Locate each line holding the string "ylabel" and copy it.

Records supplied start

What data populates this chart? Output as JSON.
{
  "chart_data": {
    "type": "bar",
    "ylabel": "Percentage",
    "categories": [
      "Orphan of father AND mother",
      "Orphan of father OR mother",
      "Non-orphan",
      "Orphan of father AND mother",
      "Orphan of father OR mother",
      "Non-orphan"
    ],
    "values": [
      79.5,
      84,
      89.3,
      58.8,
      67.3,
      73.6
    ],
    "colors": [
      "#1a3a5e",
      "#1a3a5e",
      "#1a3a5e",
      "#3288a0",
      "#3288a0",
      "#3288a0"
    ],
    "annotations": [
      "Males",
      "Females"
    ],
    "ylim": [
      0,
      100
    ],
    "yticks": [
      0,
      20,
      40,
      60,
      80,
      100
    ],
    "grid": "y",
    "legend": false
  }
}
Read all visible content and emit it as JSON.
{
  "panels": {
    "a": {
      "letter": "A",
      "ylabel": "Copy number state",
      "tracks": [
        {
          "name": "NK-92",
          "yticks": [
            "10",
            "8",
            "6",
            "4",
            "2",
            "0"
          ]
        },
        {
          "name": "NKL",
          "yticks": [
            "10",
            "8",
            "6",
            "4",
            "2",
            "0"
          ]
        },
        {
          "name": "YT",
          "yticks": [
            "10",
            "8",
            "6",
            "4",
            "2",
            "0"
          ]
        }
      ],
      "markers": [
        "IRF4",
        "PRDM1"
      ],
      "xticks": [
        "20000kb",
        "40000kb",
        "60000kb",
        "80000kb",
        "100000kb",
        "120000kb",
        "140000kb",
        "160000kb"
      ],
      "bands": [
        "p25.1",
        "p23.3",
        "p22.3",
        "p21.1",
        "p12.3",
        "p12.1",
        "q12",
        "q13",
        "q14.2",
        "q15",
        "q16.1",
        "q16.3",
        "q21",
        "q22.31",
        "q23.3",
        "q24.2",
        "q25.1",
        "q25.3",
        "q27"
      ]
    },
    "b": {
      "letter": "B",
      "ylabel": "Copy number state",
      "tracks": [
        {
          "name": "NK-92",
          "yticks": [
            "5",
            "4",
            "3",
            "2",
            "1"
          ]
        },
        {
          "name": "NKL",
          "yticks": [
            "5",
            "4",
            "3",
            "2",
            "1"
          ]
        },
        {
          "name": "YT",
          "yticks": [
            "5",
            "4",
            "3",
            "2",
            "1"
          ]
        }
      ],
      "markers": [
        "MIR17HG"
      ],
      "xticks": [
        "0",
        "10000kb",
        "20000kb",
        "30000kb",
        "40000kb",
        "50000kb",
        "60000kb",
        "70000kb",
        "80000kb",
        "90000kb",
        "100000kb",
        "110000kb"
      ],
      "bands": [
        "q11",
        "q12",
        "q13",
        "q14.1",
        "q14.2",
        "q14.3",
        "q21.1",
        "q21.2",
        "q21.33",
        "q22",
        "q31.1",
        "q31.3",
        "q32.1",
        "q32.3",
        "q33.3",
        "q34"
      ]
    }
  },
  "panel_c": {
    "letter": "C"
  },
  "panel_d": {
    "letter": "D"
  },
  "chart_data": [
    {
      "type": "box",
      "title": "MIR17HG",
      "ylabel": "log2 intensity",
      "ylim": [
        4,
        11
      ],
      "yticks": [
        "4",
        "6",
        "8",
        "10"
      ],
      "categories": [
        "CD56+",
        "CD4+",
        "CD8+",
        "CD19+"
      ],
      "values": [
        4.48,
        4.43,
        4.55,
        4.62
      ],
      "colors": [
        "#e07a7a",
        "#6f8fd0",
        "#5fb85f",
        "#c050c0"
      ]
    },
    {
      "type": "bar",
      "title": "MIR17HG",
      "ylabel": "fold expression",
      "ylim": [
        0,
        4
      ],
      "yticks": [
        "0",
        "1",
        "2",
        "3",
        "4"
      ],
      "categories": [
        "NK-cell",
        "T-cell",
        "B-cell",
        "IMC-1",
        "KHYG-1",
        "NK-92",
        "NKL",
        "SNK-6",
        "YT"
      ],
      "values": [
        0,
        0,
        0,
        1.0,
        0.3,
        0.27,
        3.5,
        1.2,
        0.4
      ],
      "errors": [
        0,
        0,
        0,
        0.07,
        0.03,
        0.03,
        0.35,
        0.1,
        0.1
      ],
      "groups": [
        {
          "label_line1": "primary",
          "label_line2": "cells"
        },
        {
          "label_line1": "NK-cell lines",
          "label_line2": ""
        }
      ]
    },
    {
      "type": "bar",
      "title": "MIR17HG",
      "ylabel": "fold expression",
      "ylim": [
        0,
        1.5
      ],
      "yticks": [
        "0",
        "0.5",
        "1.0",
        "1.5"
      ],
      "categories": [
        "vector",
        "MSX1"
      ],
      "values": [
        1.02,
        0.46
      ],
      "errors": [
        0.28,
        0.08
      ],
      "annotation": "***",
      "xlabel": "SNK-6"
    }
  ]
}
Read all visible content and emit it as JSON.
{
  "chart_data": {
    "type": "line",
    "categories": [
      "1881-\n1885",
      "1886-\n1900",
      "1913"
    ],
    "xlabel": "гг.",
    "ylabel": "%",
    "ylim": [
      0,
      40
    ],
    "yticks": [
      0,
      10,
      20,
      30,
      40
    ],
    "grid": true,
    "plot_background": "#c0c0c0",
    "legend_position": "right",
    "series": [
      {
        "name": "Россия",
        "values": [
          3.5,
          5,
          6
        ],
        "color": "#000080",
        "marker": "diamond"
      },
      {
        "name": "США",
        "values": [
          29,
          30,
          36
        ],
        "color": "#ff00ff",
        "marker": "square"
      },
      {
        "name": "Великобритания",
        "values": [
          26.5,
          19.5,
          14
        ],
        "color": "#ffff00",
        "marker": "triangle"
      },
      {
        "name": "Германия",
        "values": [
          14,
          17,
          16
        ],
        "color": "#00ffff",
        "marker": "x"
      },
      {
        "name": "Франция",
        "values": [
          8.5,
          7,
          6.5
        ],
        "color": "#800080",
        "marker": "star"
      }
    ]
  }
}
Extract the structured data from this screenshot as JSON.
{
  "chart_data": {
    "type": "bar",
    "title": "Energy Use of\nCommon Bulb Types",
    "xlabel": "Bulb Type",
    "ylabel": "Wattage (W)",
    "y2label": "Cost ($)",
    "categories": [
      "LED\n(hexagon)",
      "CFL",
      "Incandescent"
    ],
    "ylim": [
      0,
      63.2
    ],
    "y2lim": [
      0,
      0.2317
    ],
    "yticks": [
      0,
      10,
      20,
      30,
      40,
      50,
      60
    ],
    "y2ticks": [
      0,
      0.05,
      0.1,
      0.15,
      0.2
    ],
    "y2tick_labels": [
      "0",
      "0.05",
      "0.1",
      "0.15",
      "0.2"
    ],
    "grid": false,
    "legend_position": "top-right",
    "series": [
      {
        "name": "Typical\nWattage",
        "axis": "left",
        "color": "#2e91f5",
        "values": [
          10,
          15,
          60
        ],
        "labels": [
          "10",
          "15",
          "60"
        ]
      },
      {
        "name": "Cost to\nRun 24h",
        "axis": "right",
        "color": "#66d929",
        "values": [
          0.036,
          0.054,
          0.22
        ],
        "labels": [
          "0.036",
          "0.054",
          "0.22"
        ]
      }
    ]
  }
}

Records supplied end

### Expected answer
    "ylabel": "Percentage",
      "ylabel": "Copy number state",
      "ylabel": "Copy number state",
      "ylabel": "log2 intensity",
      "ylabel": "fold expression",
      "ylabel": "fold expression",
    "ylabel": "%",
    "ylabel": "Wattage (W)",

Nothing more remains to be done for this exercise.